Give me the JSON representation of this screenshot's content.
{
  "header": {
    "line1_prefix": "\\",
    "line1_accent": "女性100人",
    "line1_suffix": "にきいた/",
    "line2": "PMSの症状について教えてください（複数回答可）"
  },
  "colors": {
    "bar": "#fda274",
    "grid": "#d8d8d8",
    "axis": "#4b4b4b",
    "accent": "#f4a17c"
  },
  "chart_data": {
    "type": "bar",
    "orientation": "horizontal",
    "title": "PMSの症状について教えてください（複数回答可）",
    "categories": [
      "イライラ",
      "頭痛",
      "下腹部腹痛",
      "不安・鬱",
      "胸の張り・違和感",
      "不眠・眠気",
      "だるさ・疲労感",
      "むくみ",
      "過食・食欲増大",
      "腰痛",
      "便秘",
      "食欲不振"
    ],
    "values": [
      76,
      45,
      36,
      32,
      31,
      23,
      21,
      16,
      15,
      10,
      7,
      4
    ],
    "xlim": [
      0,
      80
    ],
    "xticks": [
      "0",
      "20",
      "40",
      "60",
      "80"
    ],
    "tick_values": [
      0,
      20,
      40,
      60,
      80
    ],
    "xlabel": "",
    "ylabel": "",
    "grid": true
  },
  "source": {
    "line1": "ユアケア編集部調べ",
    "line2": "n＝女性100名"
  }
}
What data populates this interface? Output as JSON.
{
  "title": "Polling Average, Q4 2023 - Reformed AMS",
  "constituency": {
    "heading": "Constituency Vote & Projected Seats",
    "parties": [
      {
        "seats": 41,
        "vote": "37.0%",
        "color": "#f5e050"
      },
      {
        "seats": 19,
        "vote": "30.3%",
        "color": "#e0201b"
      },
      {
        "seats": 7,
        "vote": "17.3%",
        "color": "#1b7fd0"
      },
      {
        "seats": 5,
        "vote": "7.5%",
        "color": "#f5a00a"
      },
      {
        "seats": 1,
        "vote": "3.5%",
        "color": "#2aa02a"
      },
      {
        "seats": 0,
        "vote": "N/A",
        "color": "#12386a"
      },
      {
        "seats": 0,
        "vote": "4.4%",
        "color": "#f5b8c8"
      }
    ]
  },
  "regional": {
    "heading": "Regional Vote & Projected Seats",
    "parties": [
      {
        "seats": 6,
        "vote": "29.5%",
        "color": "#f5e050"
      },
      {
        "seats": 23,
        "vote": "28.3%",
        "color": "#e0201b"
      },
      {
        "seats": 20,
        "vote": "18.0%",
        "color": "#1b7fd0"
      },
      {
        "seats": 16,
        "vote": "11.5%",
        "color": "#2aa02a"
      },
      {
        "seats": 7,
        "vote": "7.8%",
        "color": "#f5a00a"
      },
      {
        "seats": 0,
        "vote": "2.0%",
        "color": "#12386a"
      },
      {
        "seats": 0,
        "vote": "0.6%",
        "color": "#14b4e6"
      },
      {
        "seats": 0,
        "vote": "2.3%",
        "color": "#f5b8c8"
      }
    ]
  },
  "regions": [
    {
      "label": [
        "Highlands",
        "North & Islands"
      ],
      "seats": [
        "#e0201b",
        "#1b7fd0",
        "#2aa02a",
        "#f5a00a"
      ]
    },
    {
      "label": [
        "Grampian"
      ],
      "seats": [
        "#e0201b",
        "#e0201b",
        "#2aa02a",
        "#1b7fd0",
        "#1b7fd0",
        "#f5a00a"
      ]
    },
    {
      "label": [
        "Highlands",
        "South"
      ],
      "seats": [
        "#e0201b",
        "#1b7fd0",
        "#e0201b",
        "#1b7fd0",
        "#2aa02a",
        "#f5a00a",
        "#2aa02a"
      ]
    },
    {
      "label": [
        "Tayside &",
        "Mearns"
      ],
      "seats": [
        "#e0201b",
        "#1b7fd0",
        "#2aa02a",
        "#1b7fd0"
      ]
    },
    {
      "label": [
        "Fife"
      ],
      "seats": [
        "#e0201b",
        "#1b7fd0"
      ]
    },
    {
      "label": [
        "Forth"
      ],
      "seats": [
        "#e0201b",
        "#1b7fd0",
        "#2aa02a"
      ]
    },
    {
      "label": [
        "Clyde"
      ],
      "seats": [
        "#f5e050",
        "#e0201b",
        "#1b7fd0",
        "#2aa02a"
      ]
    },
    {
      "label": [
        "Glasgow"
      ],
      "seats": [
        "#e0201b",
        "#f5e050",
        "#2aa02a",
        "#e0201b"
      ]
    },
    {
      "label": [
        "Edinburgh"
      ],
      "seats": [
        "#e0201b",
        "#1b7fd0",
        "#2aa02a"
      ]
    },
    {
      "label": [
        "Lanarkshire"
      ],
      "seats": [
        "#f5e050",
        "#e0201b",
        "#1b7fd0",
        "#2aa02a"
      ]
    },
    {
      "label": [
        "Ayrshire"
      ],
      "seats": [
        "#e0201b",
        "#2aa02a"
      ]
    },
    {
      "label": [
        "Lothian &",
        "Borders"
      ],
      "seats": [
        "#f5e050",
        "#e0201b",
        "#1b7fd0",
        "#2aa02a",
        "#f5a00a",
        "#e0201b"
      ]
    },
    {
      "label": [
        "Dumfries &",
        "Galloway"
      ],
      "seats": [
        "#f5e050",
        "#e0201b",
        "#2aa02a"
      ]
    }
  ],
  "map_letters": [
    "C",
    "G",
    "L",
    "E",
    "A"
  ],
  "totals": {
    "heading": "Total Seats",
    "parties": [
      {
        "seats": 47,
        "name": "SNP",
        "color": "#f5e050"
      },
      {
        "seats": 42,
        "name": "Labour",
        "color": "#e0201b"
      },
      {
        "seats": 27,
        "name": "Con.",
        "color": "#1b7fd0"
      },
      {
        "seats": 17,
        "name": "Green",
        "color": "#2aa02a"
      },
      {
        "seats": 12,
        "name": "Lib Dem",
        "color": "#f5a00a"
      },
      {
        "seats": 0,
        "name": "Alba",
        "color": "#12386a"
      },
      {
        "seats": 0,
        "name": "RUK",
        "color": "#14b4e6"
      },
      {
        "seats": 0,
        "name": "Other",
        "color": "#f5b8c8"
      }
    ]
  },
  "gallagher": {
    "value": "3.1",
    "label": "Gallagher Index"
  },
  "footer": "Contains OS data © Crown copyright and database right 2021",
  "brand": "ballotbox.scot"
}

********************

_The exercise_
In the records above, how many lines hold the string "PMSの症状について教えてください"? Reply with only the number.

_Output for this exercise_
2